:: Directions ::
1 - Decide whether each statement below agrees with the Steely Dan forum thread. Answer yes or no for each, and quote the words of the thread that settle it.
(a) The Toronto show is at the Molson Amphitheatre on July 21.
(b) The tour includes an Ottawa date.
(c) The top Steely Dan ticket price in Canandaigua is higher than the price at the band's previous Molson show.
2 - Duplicate the stretch of the Steely Dan forum thread from "As faithful a" through "a Phase 90.".
3 - Answer these questions using the Steely Dan forum thread.
(a) What is the name of the 2013 tour?
(b) At which event did mhammer see the band a couple of years earlier?
(c) Which band plays in Canandaigua on July 19?

:: Text section ::
>>>>>

# Steely Dan - Toronto



## fretboard (May 31, 2006)

July 21, Molson Amphitheatre, Toronto, ON - "Mood Swings - 8 miles to Pancake Day" tour 2013


----------



## GuitarsCanada (Dec 30, 2005)

Right on man


----------



## Chito (Feb 17, 2006)

No Ottawa date.  Maybe it would be a good time to go to TO for this one.


----------



## fretboard (May 31, 2006)

Hmm, pondering a 2-nighter to Canandaigua, NY outside of Rochester - Furthur (ex-Grateful Dead guys) July 19, Steely Dan the following night. Looks like top price for Steely Dan there is $105 - believe it was in the $160'ish range last time they played the Molson.


----------



## mhammer (Nov 30, 2007)

As faithful a fan as I am of the Steely one (and that includes Fagen's solo efforts), I have to say I was seriously underwhelmed when I went to see them at Bluesfest a couple years ago. Everything just seemed so mechanical, with every note in place, and nary a hint of intention to just bust out.

On the other hand, even the best bands have off-nights when bus travel catches up to them, or mismatches between vibe and venue. Still, I have to admit there is something eternally magical about a Rhodes fed into a Phase 90.

<<<<<

:: Material provided ::

>>>>>

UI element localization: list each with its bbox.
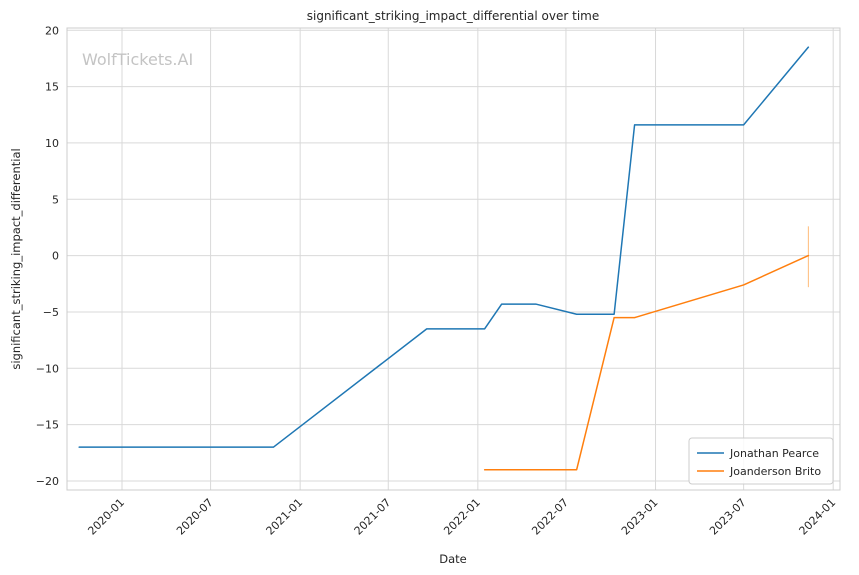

<<<<<

:: Results of the tasks ::
1 -
(a) Yes: "July 21, Molson Amphitheatre, Toronto, ON"
(b) No: "No Ottawa date."
(c) No: "Looks like top price for Steely Dan there is $105 - believe it was in the $160'ish range last time they played the Molson."

2 -
As faithful a fan as I am of the Steely one (and that includes Fagen's solo efforts), I have to say I was seriously underwhelmed when I went to see them at Bluesfest a couple years ago. Everything just seemed so mechanical, with every note in place, and nary a hint of intention to just bust out.

On the other hand, even the best bands have off-nights when bus travel catches up to them, or mismatches between vibe and venue. Still, I have to admit there is something eternally magical about a Rhodes fed into a Phase 90.

3 -
(a) "Mood Swings - 8 miles to Pancake Day"
(b) Bluesfest
(c) Furthur (ex-Grateful Dead guys)